++++ THE DATA ++++

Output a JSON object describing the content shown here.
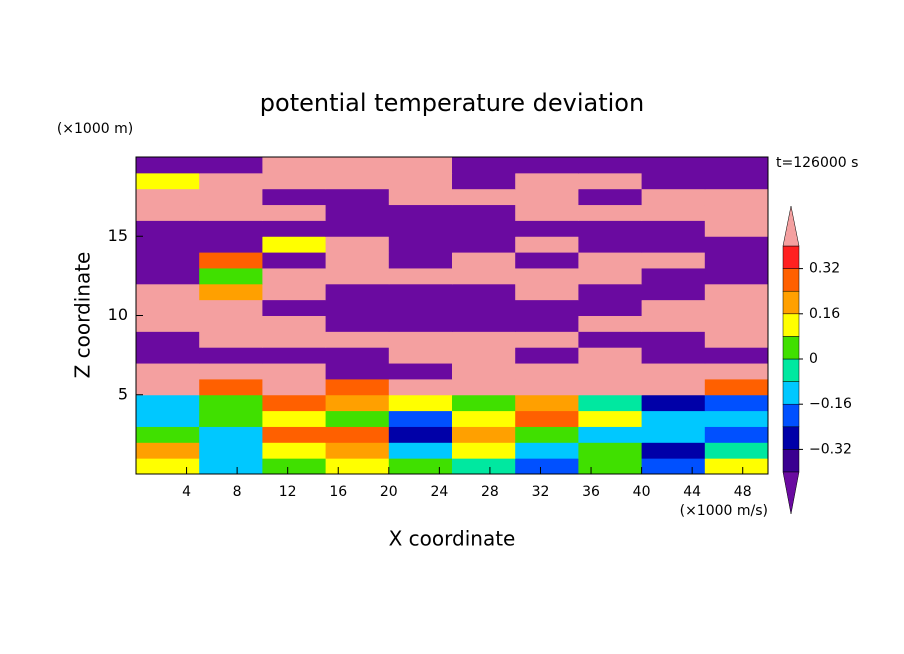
{
  "chart_data": {
    "type": "contourf",
    "title": "potential temperature deviation",
    "x_label": "X coordinate",
    "y_label": "Z coordinate",
    "x_unit": "(×1000 m/s)",
    "y_unit": "(×1000 m)",
    "annotation": "t=126000 s",
    "xlim": [
      0,
      50
    ],
    "ylim": [
      0,
      20
    ],
    "xticks": [
      4,
      8,
      12,
      16,
      20,
      24,
      28,
      32,
      36,
      40,
      44,
      48
    ],
    "yticks": [
      5,
      10,
      15
    ],
    "x": [
      2.5,
      7.5,
      12.5,
      17.5,
      22.5,
      27.5,
      32.5,
      37.5,
      42.5,
      47.5
    ],
    "y": [
      0.5,
      1.5,
      2.5,
      3.5,
      4.5,
      5.5,
      6.5,
      7.5,
      8.5,
      9.5,
      10.5,
      11.5,
      12.5,
      13.5,
      14.5,
      15.5,
      16.5,
      17.5,
      18.5,
      19.5
    ],
    "z": [
      [
        0.1,
        -0.1,
        0.05,
        0.1,
        0,
        -0.05,
        -0.2,
        0.05,
        -0.2,
        0.1
      ],
      [
        0.2,
        -0.15,
        0.1,
        0.2,
        -0.1,
        0.1,
        -0.1,
        0,
        -0.25,
        -0.05
      ],
      [
        0,
        -0.1,
        0.25,
        0.3,
        -0.3,
        0.2,
        0,
        -0.1,
        -0.15,
        -0.2
      ],
      [
        -0.1,
        0,
        0.1,
        0.05,
        -0.2,
        0.15,
        0.3,
        0.1,
        -0.1,
        -0.1
      ],
      [
        -0.15,
        0.05,
        0.3,
        0.2,
        0.1,
        0.05,
        0.2,
        -0.05,
        -0.3,
        -0.2
      ],
      [
        0.5,
        0.3,
        0.5,
        0.3,
        0.5,
        0.5,
        0.5,
        0.5,
        0.5,
        0.3
      ],
      [
        0.5,
        0.5,
        0.5,
        -0.5,
        -0.5,
        0.5,
        0.5,
        0.5,
        0.5,
        0.5
      ],
      [
        -0.5,
        -0.5,
        -0.5,
        -0.5,
        0.5,
        0.5,
        -0.5,
        0.5,
        -0.5,
        -0.5
      ],
      [
        -0.5,
        0.5,
        0.5,
        0.5,
        0.5,
        0.5,
        0.5,
        -0.5,
        -0.5,
        0.5
      ],
      [
        0.5,
        0.5,
        0.5,
        -0.5,
        -0.5,
        -0.5,
        -0.5,
        0.5,
        0.5,
        0.5
      ],
      [
        0.5,
        0.5,
        -0.5,
        -0.5,
        -0.5,
        -0.5,
        -0.5,
        -0.5,
        0.5,
        0.5
      ],
      [
        0.5,
        0.2,
        0.5,
        -0.5,
        -0.5,
        -0.5,
        0.5,
        -0.5,
        -0.5,
        0.5
      ],
      [
        -0.5,
        0,
        0.5,
        0.5,
        0.5,
        0.5,
        0.5,
        0.5,
        -0.5,
        -0.5
      ],
      [
        -0.5,
        0.3,
        -0.5,
        0.5,
        -0.5,
        0.5,
        -0.5,
        0.5,
        0.5,
        -0.5
      ],
      [
        -0.5,
        -0.5,
        0.1,
        0.5,
        -0.5,
        -0.5,
        0.5,
        -0.5,
        -0.5,
        -0.5
      ],
      [
        -0.5,
        -0.5,
        -0.5,
        -0.5,
        -0.5,
        -0.5,
        -0.5,
        -0.5,
        -0.5,
        0.5
      ],
      [
        0.5,
        0.5,
        0.5,
        -0.5,
        -0.5,
        -0.5,
        0.5,
        0.5,
        0.5,
        0.5
      ],
      [
        0.5,
        0.5,
        -0.5,
        -0.5,
        0.5,
        0.5,
        0.5,
        -0.5,
        0.5,
        0.5
      ],
      [
        0.1,
        0.5,
        0.5,
        0.5,
        0.5,
        -0.5,
        0.5,
        0.5,
        -0.5,
        -0.5
      ],
      [
        -0.5,
        -0.5,
        0.5,
        0.5,
        0.5,
        -0.5,
        -0.5,
        -0.5,
        -0.5,
        -0.5
      ]
    ],
    "levels": [
      -0.4,
      -0.32,
      -0.24,
      -0.16,
      -0.08,
      0,
      0.08,
      0.16,
      0.24,
      0.32,
      0.4
    ],
    "colors": [
      "#6a0aa0",
      "#3a0090",
      "#0000a8",
      "#0050ff",
      "#00c8ff",
      "#00e8a0",
      "#40e000",
      "#ffff00",
      "#ffa000",
      "#ff6000",
      "#ff2020",
      "#f4a0a0"
    ],
    "colorbar_ticks": [
      0.32,
      0.16,
      0,
      {
        "value": -0.16,
        "label": "−0.16"
      },
      {
        "value": -0.32,
        "label": "−0.32"
      }
    ]
  }
}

++++

Pictures in the records must not appear in the copy; transcribe everything else precisely.

▶ OUTPUT FOR THIS EXERCISE:
Output a JSON object describing the content shown here.
{
  "chart_data": {
    "type": "contourf",
    "title": "potential temperature deviation",
    "x_label": "X coordinate",
    "y_label": "Z coordinate",
    "x_unit": "(×1000 m/s)",
    "y_unit": "(×1000 m)",
    "annotation": "t=126000 s",
    "xlim": [
      0,
      50
    ],
    "ylim": [
      0,
      20
    ],
    "xticks": [
      4,
      8,
      12,
      16,
      20,
      24,
      28,
      32,
      36,
      40,
      44,
      48
    ],
    "yticks": [
      5,
      10,
      15
    ],
    "x": [
      2.5,
      7.5,
      12.5,
      17.5,
      22.5,
      27.5,
      32.5,
      37.5,
      42.5,
      47.5
    ],
    "y": [
      0.5,
      1.5,
      2.5,
      3.5,
      4.5,
      5.5,
      6.5,
      7.5,
      8.5,
      9.5,
      10.5,
      11.5,
      12.5,
      13.5,
      14.5,
      15.5,
      16.5,
      17.5,
      18.5,
      19.5
    ],
    "z": [
      [
        0.1,
        -0.1,
        0.05,
        0.1,
        0,
        -0.05,
        -0.2,
        0.05,
        -0.2,
        0.1
      ],
      [
        0.2,
        -0.15,
        0.1,
        0.2,
        -0.1,
        0.1,
        -0.1,
        0,
        -0.25,
        -0.05
      ],
      [
        0,
        -0.1,
        0.25,
        0.3,
        -0.3,
        0.2,
        0,
        -0.1,
        -0.15,
        -0.2
      ],
      [
        -0.1,
        0,
        0.1,
        0.05,
        -0.2,
        0.15,
        0.3,
        0.1,
        -0.1,
        -0.1
      ],
      [
        -0.15,
        0.05,
        0.3,
        0.2,
        0.1,
        0.05,
        0.2,
        -0.05,
        -0.3,
        -0.2
      ],
      [
        0.5,
        0.3,
        0.5,
        0.3,
        0.5,
        0.5,
        0.5,
        0.5,
        0.5,
        0.3
      ],
      [
        0.5,
        0.5,
        0.5,
        -0.5,
        -0.5,
        0.5,
        0.5,
        0.5,
        0.5,
        0.5
      ],
      [
        -0.5,
        -0.5,
        -0.5,
        -0.5,
        0.5,
        0.5,
        -0.5,
        0.5,
        -0.5,
        -0.5
      ],
      [
        -0.5,
        0.5,
        0.5,
        0.5,
        0.5,
        0.5,
        0.5,
        -0.5,
        -0.5,
        0.5
      ],
      [
        0.5,
        0.5,
        0.5,
        -0.5,
        -0.5,
        -0.5,
        -0.5,
        0.5,
        0.5,
        0.5
      ],
      [
        0.5,
        0.5,
        -0.5,
        -0.5,
        -0.5,
        -0.5,
        -0.5,
        -0.5,
        0.5,
        0.5
      ],
      [
        0.5,
        0.2,
        0.5,
        -0.5,
        -0.5,
        -0.5,
        0.5,
        -0.5,
        -0.5,
        0.5
      ],
      [
        -0.5,
        0,
        0.5,
        0.5,
        0.5,
        0.5,
        0.5,
        0.5,
        -0.5,
        -0.5
      ],
      [
        -0.5,
        0.3,
        -0.5,
        0.5,
        -0.5,
        0.5,
        -0.5,
        0.5,
        0.5,
        -0.5
      ],
      [
        -0.5,
        -0.5,
        0.1,
        0.5,
        -0.5,
        -0.5,
        0.5,
        -0.5,
        -0.5,
        -0.5
      ],
      [
        -0.5,
        -0.5,
        -0.5,
        -0.5,
        -0.5,
        -0.5,
        -0.5,
        -0.5,
        -0.5,
        0.5
      ],
      [
        0.5,
        0.5,
        0.5,
        -0.5,
        -0.5,
        -0.5,
        0.5,
        0.5,
        0.5,
        0.5
      ],
      [
        0.5,
        0.5,
        -0.5,
        -0.5,
        0.5,
        0.5,
        0.5,
        -0.5,
        0.5,
        0.5
      ],
      [
        0.1,
        0.5,
        0.5,
        0.5,
        0.5,
        -0.5,
        0.5,
        0.5,
        -0.5,
        -0.5
      ],
      [
        -0.5,
        -0.5,
        0.5,
        0.5,
        0.5,
        -0.5,
        -0.5,
        -0.5,
        -0.5,
        -0.5
      ]
    ],
    "levels": [
      -0.4,
      -0.32,
      -0.24,
      -0.16,
      -0.08,
      0,
      0.08,
      0.16,
      0.24,
      0.32,
      0.4
    ],
    "colors": [
      "#6a0aa0",
      "#3a0090",
      "#0000a8",
      "#0050ff",
      "#00c8ff",
      "#00e8a0",
      "#40e000",
      "#ffff00",
      "#ffa000",
      "#ff6000",
      "#ff2020",
      "#f4a0a0"
    ],
    "colorbar_ticks": [
      0.32,
      0.16,
      0,
      {
        "value": -0.16,
        "label": "−0.16"
      },
      {
        "value": -0.32,
        "label": "−0.32"
      }
    ]
  }
}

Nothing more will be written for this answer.